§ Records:

────────

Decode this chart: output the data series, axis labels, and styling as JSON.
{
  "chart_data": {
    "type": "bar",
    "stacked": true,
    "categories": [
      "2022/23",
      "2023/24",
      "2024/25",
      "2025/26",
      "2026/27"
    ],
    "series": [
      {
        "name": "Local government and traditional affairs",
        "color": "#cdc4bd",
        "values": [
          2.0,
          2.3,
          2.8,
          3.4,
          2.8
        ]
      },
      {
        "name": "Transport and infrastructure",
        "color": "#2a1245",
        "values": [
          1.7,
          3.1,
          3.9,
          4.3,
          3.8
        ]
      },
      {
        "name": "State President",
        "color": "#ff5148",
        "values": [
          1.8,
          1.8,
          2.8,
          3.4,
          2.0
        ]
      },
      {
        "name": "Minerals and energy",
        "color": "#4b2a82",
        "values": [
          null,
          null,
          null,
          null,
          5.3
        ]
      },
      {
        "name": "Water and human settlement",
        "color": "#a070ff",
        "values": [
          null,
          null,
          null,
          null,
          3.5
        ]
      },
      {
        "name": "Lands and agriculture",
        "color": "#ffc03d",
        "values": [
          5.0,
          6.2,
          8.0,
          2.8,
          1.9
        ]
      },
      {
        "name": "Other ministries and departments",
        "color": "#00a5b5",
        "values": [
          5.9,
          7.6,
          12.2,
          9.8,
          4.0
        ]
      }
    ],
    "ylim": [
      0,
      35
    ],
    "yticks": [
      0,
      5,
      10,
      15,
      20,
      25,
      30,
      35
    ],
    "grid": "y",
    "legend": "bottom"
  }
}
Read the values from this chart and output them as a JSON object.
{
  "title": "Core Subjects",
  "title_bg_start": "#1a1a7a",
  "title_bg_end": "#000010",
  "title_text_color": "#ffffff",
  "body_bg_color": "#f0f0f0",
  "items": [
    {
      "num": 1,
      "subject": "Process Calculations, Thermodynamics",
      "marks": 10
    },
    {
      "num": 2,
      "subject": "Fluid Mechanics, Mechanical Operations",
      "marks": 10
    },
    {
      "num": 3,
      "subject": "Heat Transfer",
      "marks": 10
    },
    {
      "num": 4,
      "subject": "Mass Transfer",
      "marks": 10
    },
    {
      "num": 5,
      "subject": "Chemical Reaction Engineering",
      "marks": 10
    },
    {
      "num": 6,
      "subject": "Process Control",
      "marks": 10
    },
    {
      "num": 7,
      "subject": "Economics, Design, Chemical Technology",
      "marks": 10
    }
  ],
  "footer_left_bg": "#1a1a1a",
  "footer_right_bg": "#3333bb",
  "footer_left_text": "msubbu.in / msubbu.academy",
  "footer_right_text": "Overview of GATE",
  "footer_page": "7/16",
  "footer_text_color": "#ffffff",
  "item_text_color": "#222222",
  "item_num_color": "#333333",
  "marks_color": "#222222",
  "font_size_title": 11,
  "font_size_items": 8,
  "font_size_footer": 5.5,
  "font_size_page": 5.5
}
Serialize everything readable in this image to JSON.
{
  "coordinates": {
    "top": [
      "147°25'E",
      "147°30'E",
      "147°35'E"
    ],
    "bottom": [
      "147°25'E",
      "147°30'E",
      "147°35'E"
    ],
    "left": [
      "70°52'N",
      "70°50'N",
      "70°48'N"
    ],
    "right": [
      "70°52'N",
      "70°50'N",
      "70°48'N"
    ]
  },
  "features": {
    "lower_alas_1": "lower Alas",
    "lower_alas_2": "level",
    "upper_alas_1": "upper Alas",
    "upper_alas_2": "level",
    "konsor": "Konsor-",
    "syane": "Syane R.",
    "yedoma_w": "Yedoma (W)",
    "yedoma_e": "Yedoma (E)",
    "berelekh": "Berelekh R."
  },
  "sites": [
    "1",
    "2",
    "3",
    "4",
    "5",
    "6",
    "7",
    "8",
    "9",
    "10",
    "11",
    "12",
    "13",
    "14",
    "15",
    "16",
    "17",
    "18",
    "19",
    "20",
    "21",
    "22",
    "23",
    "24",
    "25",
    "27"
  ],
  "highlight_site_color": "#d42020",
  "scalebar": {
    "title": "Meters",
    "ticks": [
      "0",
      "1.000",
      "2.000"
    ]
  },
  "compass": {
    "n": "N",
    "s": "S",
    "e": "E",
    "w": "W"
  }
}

────────

Return all of the data exactly as it reads.

Decode this chart: output the data series, axis labels, and styling as JSON.
{
  "chart_data": {
    "type": "bar",
    "stacked": true,
    "categories": [
      "2022/23",
      "2023/24",
      "2024/25",
      "2025/26",
      "2026/27"
    ],
    "series": [
      {
        "name": "Local government and traditional affairs",
        "color": "#cdc4bd",
        "values": [
          2.0,
          2.3,
          2.8,
          3.4,
          2.8
        ]
      },
      {
        "name": "Transport and infrastructure",
        "color": "#2a1245",
        "values": [
          1.7,
          3.1,
          3.9,
          4.3,
          3.8
        ]
      },
      {
        "name": "State President",
        "color": "#ff5148",
        "values": [
          1.8,
          1.8,
          2.8,
          3.4,
          2.0
        ]
      },
      {
        "name": "Minerals and energy",
        "color": "#4b2a82",
        "values": [
          null,
          null,
          null,
          null,
          5.3
        ]
      },
      {
        "name": "Water and human settlement",
        "color": "#a070ff",
        "values": [
          null,
          null,
          null,
          null,
          3.5
        ]
      },
      {
        "name": "Lands and agriculture",
        "color": "#ffc03d",
        "values": [
          5.0,
          6.2,
          8.0,
          2.8,
          1.9
        ]
      },
      {
        "name": "Other ministries and departments",
        "color": "#00a5b5",
        "values": [
          5.9,
          7.6,
          12.2,
          9.8,
          4.0
        ]
      }
    ],
    "ylim": [
      0,
      35
    ],
    "yticks": [
      0,
      5,
      10,
      15,
      20,
      25,
      30,
      35
    ],
    "grid": "y",
    "legend": "bottom"
  }
}
Read the values from this chart and output them as a JSON object.
{
  "title": "Core Subjects",
  "title_bg_start": "#1a1a7a",
  "title_bg_end": "#000010",
  "title_text_color": "#ffffff",
  "body_bg_color": "#f0f0f0",
  "items": [
    {
      "num": 1,
      "subject": "Process Calculations, Thermodynamics",
      "marks": 10
    },
    {
      "num": 2,
      "subject": "Fluid Mechanics, Mechanical Operations",
      "marks": 10
    },
    {
      "num": 3,
      "subject": "Heat Transfer",
      "marks": 10
    },
    {
      "num": 4,
      "subject": "Mass Transfer",
      "marks": 10
    },
    {
      "num": 5,
      "subject": "Chemical Reaction Engineering",
      "marks": 10
    },
    {
      "num": 6,
      "subject": "Process Control",
      "marks": 10
    },
    {
      "num": 7,
      "subject": "Economics, Design, Chemical Technology",
      "marks": 10
    }
  ],
  "footer_left_bg": "#1a1a1a",
  "footer_right_bg": "#3333bb",
  "footer_left_text": "msubbu.in / msubbu.academy",
  "footer_right_text": "Overview of GATE",
  "footer_page": "7/16",
  "footer_text_color": "#ffffff",
  "item_text_color": "#222222",
  "item_num_color": "#333333",
  "marks_color": "#222222",
  "font_size_title": 11,
  "font_size_items": 8,
  "font_size_footer": 5.5,
  "font_size_page": 5.5
}
Serialize everything readable in this image to JSON.
{
  "coordinates": {
    "top": [
      "147°25'E",
      "147°30'E",
      "147°35'E"
    ],
    "bottom": [
      "147°25'E",
      "147°30'E",
      "147°35'E"
    ],
    "left": [
      "70°52'N",
      "70°50'N",
      "70°48'N"
    ],
    "right": [
      "70°52'N",
      "70°50'N",
      "70°48'N"
    ]
  },
  "features": {
    "lower_alas_1": "lower Alas",
    "lower_alas_2": "level",
    "upper_alas_1": "upper Alas",
    "upper_alas_2": "level",
    "konsor": "Konsor-",
    "syane": "Syane R.",
    "yedoma_w": "Yedoma (W)",
    "yedoma_e": "Yedoma (E)",
    "berelekh": "Berelekh R."
  },
  "sites": [
    "1",
    "2",
    "3",
    "4",
    "5",
    "6",
    "7",
    "8",
    "9",
    "10",
    "11",
    "12",
    "13",
    "14",
    "15",
    "16",
    "17",
    "18",
    "19",
    "20",
    "21",
    "22",
    "23",
    "24",
    "25",
    "27"
  ],
  "highlight_site_color": "#d42020",
  "scalebar": {
    "title": "Meters",
    "ticks": [
      "0",
      "1.000",
      "2.000"
    ]
  },
  "compass": {
    "n": "N",
    "s": "S",
    "e": "E",
    "w": "W"
  }
}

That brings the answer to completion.